• BRIEF:
Repeat each entry as written and leave the images out of the copy.
************
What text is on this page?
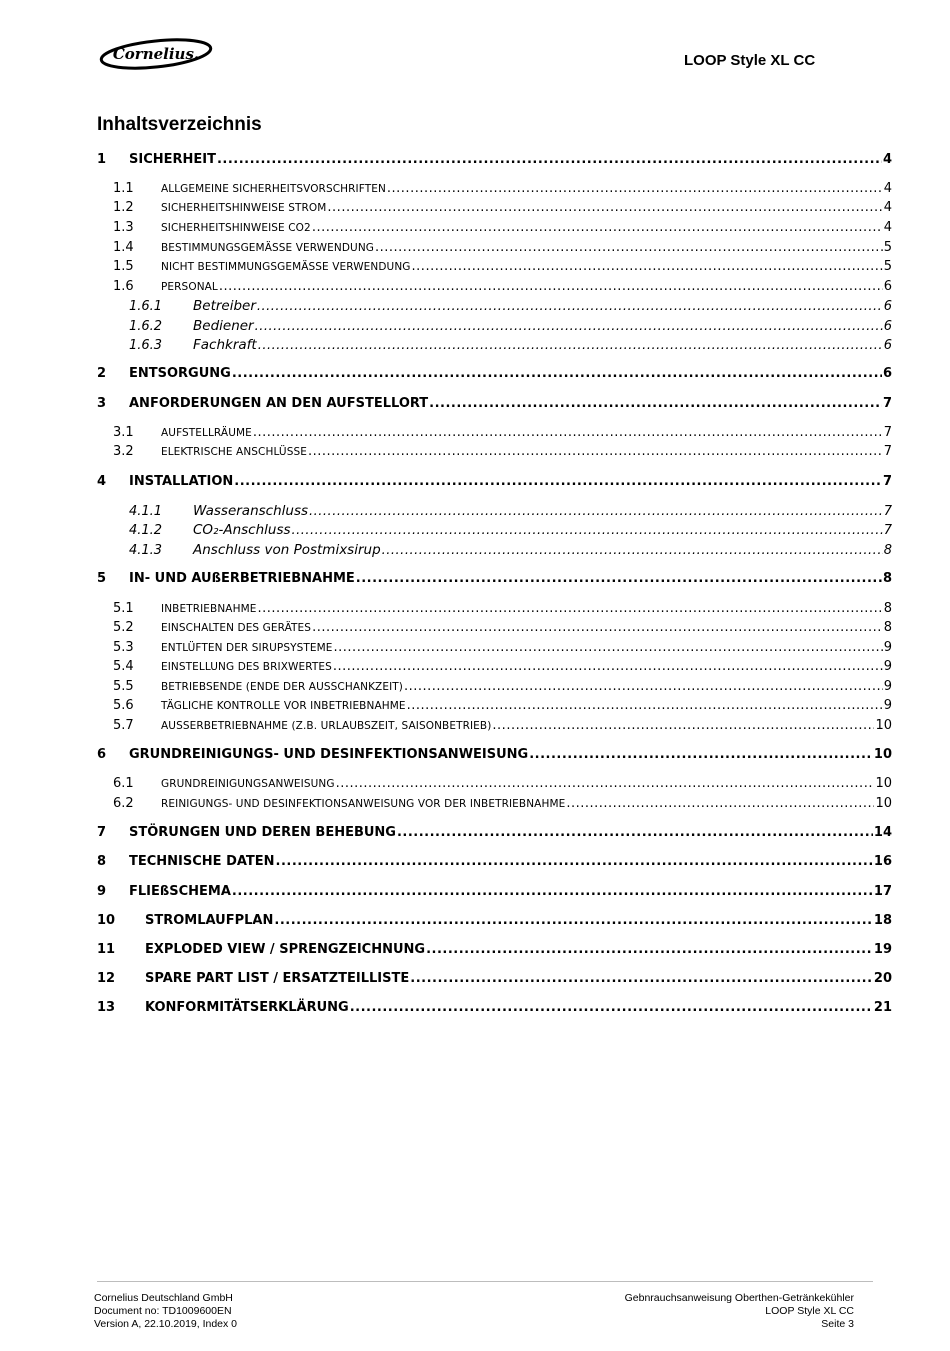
Cornelius.	LOOP Style XL CC
Inhaltsverzeichnis
1	SICHERHEIT .....	4
1.1	ALLGEMEINE SICHERHEITSVORSCHRIFTEN .....	4
1.2	SICHERHEITSHINWEISE STROM .....	4
1.3	SICHERHEITSHINWEISE CO2 .....	4
1.4	BESTIMMUNGSGEMÄSSE VERWENDUNG .....	5
1.5	NICHT BESTIMMUNGSGEMÄSSE VERWENDUNG .....	5
1.6	PERSONAL .....	6
1.6.1	Betreiber .....	6
1.6.2	Bediener .....	6
1.6.3	Fachkraft .....	6
2	ENTSORGUNG .....	6
3	ANFORDERUNGEN AN DEN AUFSTELLORT .....	7
3.1	AUFSTELLRÄUME .....	7
3.2	ELEKTRISCHE ANSCHLÜSSE .....	7
4	INSTALLATION .....	7
4.1.1	Wasseranschluss .....	7
4.1.2	CO₂-Anschluss .....	7
4.1.3	Anschluss von Postmixsirup .....	8
5	IN- UND AUßERBETRIEBNAHME .....	8
5.1	INBETRIEBNAHME .....	8
5.2	EINSCHALTEN DES GERÄTES .....	8
5.3	ENTLÜFTEN DER SIRUPSYSTEME .....	9
5.4	EINSTELLUNG DES BRIXWERTES .....	9
5.5	BETRIEBSENDE (ENDE DER AUSSCHANKZEIT) .....	9
5.6	TÄGLICHE KONTROLLE VOR INBETRIEBNAHME .....	9
5.7	AUSSERBETRIEBNAHME (Z.B. URLAUBSZEIT, SAISONBETRIEB) .....	10
6	GRUNDREINIGUNGS- UND DESINFEKTIONSANWEISUNG .....	10
6.1	GRUNDREINIGUNGSANWEISUNG .....	10
6.2	REINIGUNGS- UND DESINFEKTIONSANWEISUNG VOR DER INBETRIEBNAHME .....	10
7	STÖRUNGEN UND DEREN BEHEBUNG .....	14
8	TECHNISCHE DATEN .....	16
9	FLIEßSCHEMA .....	17
10	STROMLAUFPLAN .....	18
11	EXPLODED VIEW / SPRENGZEICHNUNG .....	19
12	SPARE PART LIST / ERSATZTEILLISTE .....	20
13	KONFORMITÄTSERKLÄRUNG .....	21
Cornelius Deutschland GmbH
Document no: TD1009600EN
Version A, 22.10.2019, Index 0
Gebnrauchsanweisung Oberthen-Getränkekühler
LOOP Style XL CC
Seite 3
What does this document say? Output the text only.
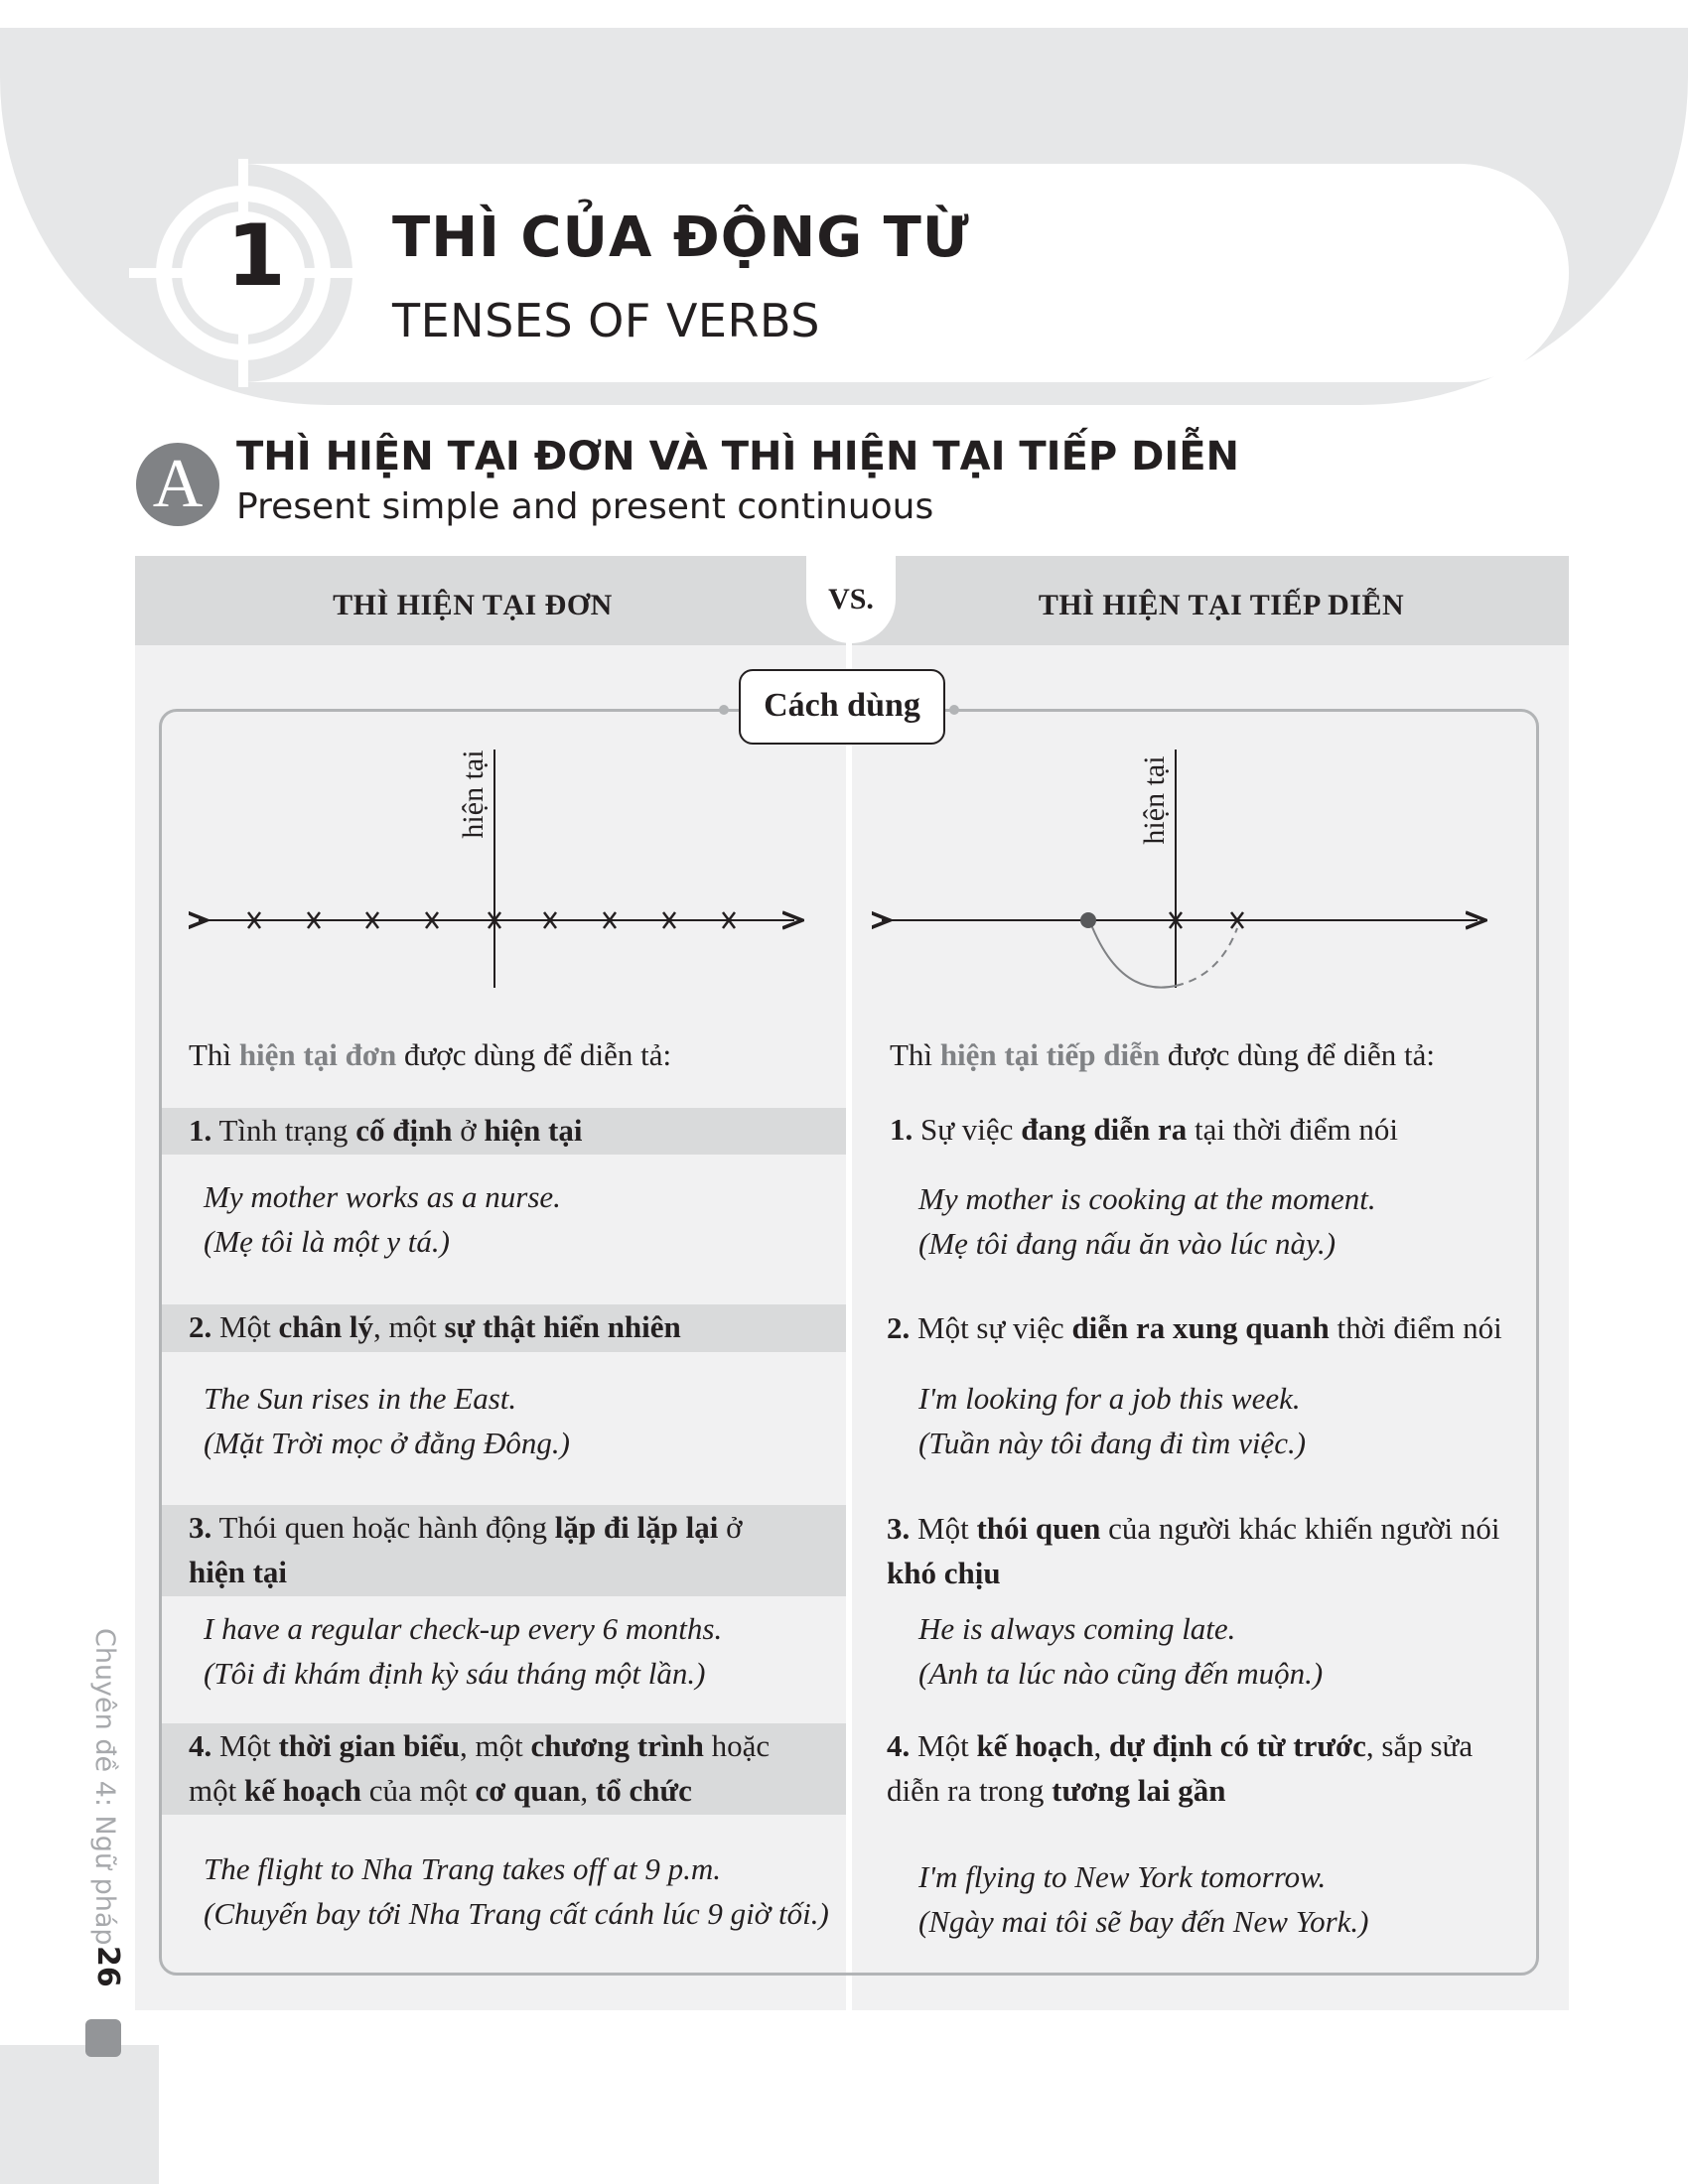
1 THÌ CỦA ĐỘNG TỪ
TENSES OF VERBS
A THÌ HIỆN TẠI ĐƠN VÀ THÌ HIỆN TẠI TIẾP DIỄN
Present simple and present continuous
THÌ HIỆN TẠI ĐƠN	THÌ HIỆN TẠI TIẾP DIỄN
VS.
Cách dùng
hiện tại	hiện tại
Thì hiện tại đơn được dùng để diễn tả:
1. Tình trạng cố định ở hiện tại
My mother works as a nurse.
(Mẹ tôi là một y tá.)
2. Một chân lý, một sự thật hiển nhiên
The Sun rises in the East.
(Mặt Trời mọc ở đằng Đông.)
3. Thói quen hoặc hành động lặp đi lặp lại ở hiện tại
I have a regular check-up every 6 months.
(Tôi đi khám định kỳ sáu tháng một lần.)
4. Một thời gian biểu, một chương trình hoặc một kế hoạch của một cơ quan, tổ chức
The flight to Nha Trang takes off at 9 p.m.
(Chuyến bay tới Nha Trang cất cánh lúc 9 giờ tối.)
Thì hiện tại tiếp diễn được dùng để diễn tả:
1. Sự việc đang diễn ra tại thời điểm nói
My mother is cooking at the moment.
(Mẹ tôi đang nấu ăn vào lúc này.)
2. Một sự việc diễn ra xung quanh thời điểm nói
I'm looking for a job this week.
(Tuần này tôi đang đi tìm việc.)
3. Một thói quen của người khác khiến người nói khó chịu
He is always coming late.
(Anh ta lúc nào cũng đến muộn.)
4. Một kế hoạch, dự định có từ trước, sắp sửa diễn ra trong tương lai gần
I'm flying to New York tomorrow.
(Ngày mai tôi sẽ bay đến New York.)
Chuyên đề 4: Ngữ pháp
26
************
• WRITTEN ANSWER:
What text is on this page?
Cornelius.	LOOP Style XL CC
Inhaltsverzeichnis
1	SICHERHEIT .....	4
1.1	ALLGEMEINE SICHERHEITSVORSCHRIFTEN .....	4
1.2	SICHERHEITSHINWEISE STROM .....	4
1.3	SICHERHEITSHINWEISE CO2 .....	4
1.4	BESTIMMUNGSGEMÄSSE VERWENDUNG .....	5
1.5	NICHT BESTIMMUNGSGEMÄSSE VERWENDUNG .....	5
1.6	PERSONAL .....	6
1.6.1	Betreiber .....	6
1.6.2	Bediener .....	6
1.6.3	Fachkraft .....	6
2	ENTSORGUNG .....	6
3	ANFORDERUNGEN AN DEN AUFSTELLORT .....	7
3.1	AUFSTELLRÄUME .....	7
3.2	ELEKTRISCHE ANSCHLÜSSE .....	7
4	INSTALLATION .....	7
4.1.1	Wasseranschluss .....	7
4.1.2	CO₂-Anschluss .....	7
4.1.3	Anschluss von Postmixsirup .....	8
5	IN- UND AUßERBETRIEBNAHME .....	8
5.1	INBETRIEBNAHME .....	8
5.2	EINSCHALTEN DES GERÄTES .....	8
5.3	ENTLÜFTEN DER SIRUPSYSTEME .....	9
5.4	EINSTELLUNG DES BRIXWERTES .....	9
5.5	BETRIEBSENDE (ENDE DER AUSSCHANKZEIT) .....	9
5.6	TÄGLICHE KONTROLLE VOR INBETRIEBNAHME .....	9
5.7	AUSSERBETRIEBNAHME (Z.B. URLAUBSZEIT, SAISONBETRIEB) .....	10
6	GRUNDREINIGUNGS- UND DESINFEKTIONSANWEISUNG .....	10
6.1	GRUNDREINIGUNGSANWEISUNG .....	10
6.2	REINIGUNGS- UND DESINFEKTIONSANWEISUNG VOR DER INBETRIEBNAHME .....	10
7	STÖRUNGEN UND DEREN BEHEBUNG .....	14
8	TECHNISCHE DATEN .....	16
9	FLIEßSCHEMA .....	17
10	STROMLAUFPLAN .....	18
11	EXPLODED VIEW / SPRENGZEICHNUNG .....	19
12	SPARE PART LIST / ERSATZTEILLISTE .....	20
13	KONFORMITÄTSERKLÄRUNG .....	21
Cornelius Deutschland GmbH
Document no: TD1009600EN
Version A, 22.10.2019, Index 0
Gebnrauchsanweisung Oberthen-Getränkekühler
LOOP Style XL CC
Seite 3
What does this document say? Output the text only.
1 THÌ CỦA ĐỘNG TỪ
TENSES OF VERBS
A THÌ HIỆN TẠI ĐƠN VÀ THÌ HIỆN TẠI TIẾP DIỄN
Present simple and present continuous
THÌ HIỆN TẠI ĐƠN	THÌ HIỆN TẠI TIẾP DIỄN
VS.
Cách dùng
hiện tại	hiện tại
Thì hiện tại đơn được dùng để diễn tả:
1. Tình trạng cố định ở hiện tại
My mother works as a nurse.
(Mẹ tôi là một y tá.)
2. Một chân lý, một sự thật hiển nhiên
The Sun rises in the East.
(Mặt Trời mọc ở đằng Đông.)
3. Thói quen hoặc hành động lặp đi lặp lại ở hiện tại
I have a regular check-up every 6 months.
(Tôi đi khám định kỳ sáu tháng một lần.)
4. Một thời gian biểu, một chương trình hoặc một kế hoạch của một cơ quan, tổ chức
The flight to Nha Trang takes off at 9 p.m.
(Chuyến bay tới Nha Trang cất cánh lúc 9 giờ tối.)
Thì hiện tại tiếp diễn được dùng để diễn tả:
1. Sự việc đang diễn ra tại thời điểm nói
My mother is cooking at the moment.
(Mẹ tôi đang nấu ăn vào lúc này.)
2. Một sự việc diễn ra xung quanh thời điểm nói
I'm looking for a job this week.
(Tuần này tôi đang đi tìm việc.)
3. Một thói quen của người khác khiến người nói khó chịu
He is always coming late.
(Anh ta lúc nào cũng đến muộn.)
4. Một kế hoạch, dự định có từ trước, sắp sửa diễn ra trong tương lai gần
I'm flying to New York tomorrow.
(Ngày mai tôi sẽ bay đến New York.)
Chuyên đề 4: Ngữ pháp
26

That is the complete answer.